— Start —

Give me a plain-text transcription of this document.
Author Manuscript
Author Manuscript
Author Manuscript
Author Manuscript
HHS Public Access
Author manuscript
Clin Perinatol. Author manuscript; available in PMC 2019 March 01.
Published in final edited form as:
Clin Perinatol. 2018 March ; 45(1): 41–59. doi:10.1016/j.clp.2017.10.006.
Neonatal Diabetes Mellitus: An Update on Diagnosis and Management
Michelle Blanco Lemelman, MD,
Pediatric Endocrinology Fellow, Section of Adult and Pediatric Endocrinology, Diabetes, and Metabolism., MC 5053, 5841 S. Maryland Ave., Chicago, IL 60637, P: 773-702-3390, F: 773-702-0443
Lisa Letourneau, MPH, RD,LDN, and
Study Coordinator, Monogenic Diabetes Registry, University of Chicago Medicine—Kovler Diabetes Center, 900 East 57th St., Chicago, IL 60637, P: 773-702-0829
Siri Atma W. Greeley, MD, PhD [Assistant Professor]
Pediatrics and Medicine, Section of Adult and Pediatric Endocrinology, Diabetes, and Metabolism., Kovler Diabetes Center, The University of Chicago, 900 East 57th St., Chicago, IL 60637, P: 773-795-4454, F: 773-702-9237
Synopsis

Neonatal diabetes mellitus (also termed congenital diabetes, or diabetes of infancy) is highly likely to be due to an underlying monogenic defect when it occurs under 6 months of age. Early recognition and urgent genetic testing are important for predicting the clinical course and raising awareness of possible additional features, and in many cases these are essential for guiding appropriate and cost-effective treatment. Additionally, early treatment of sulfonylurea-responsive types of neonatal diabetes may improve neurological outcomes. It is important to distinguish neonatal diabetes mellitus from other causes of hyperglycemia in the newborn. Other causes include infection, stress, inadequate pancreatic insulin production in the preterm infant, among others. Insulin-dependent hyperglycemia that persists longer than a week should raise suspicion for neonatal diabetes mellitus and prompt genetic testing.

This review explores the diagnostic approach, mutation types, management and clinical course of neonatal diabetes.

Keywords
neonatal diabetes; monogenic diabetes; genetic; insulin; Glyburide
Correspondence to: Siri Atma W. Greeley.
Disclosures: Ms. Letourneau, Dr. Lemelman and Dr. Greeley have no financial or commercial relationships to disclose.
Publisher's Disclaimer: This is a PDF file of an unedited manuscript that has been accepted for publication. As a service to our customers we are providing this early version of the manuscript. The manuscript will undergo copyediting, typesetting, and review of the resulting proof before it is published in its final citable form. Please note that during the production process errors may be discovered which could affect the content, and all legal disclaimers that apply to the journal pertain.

— End —

Exercise: All of the entries should be written out again exactly.

Right answer:
Give me a plain-text transcription of this document.
Author Manuscript
Author Manuscript
Author Manuscript
Author Manuscript
HHS Public Access
Author manuscript
Clin Perinatol. Author manuscript; available in PMC 2019 March 01.
Published in final edited form as:
Clin Perinatol. 2018 March ; 45(1): 41–59. doi:10.1016/j.clp.2017.10.006.
Neonatal Diabetes Mellitus: An Update on Diagnosis and Management
Michelle Blanco Lemelman, MD,
Pediatric Endocrinology Fellow, Section of Adult and Pediatric Endocrinology, Diabetes, and Metabolism., MC 5053, 5841 S. Maryland Ave., Chicago, IL 60637, P: 773-702-3390, F: 773-702-0443
Lisa Letourneau, MPH, RD,LDN, and
Study Coordinator, Monogenic Diabetes Registry, University of Chicago Medicine—Kovler Diabetes Center, 900 East 57th St., Chicago, IL 60637, P: 773-702-0829
Siri Atma W. Greeley, MD, PhD [Assistant Professor]
Pediatrics and Medicine, Section of Adult and Pediatric Endocrinology, Diabetes, and Metabolism., Kovler Diabetes Center, The University of Chicago, 900 East 57th St., Chicago, IL 60637, P: 773-795-4454, F: 773-702-9237
Synopsis

Neonatal diabetes mellitus (also termed congenital diabetes, or diabetes of infancy) is highly likely to be due to an underlying monogenic defect when it occurs under 6 months of age. Early recognition and urgent genetic testing are important for predicting the clinical course and raising awareness of possible additional features, and in many cases these are essential for guiding appropriate and cost-effective treatment. Additionally, early treatment of sulfonylurea-responsive types of neonatal diabetes may improve neurological outcomes. It is important to distinguish neonatal diabetes mellitus from other causes of hyperglycemia in the newborn. Other causes include infection, stress, inadequate pancreatic insulin production in the preterm infant, among others. Insulin-dependent hyperglycemia that persists longer than a week should raise suspicion for neonatal diabetes mellitus and prompt genetic testing.

This review explores the diagnostic approach, mutation types, management and clinical course of neonatal diabetes.

Keywords
neonatal diabetes; monogenic diabetes; genetic; insulin; Glyburide
Correspondence to: Siri Atma W. Greeley.
Disclosures: Ms. Letourneau, Dr. Lemelman and Dr. Greeley have no financial or commercial relationships to disclose.
Publisher's Disclaimer: This is a PDF file of an unedited manuscript that has been accepted for publication. As a service to our customers we are providing this early version of the manuscript. The manuscript will undergo copyediting, typesetting, and review of the resulting proof before it is published in its final citable form. Please note that during the production process errors may be discovered which could affect the content, and all legal disclaimers that apply to the journal pertain.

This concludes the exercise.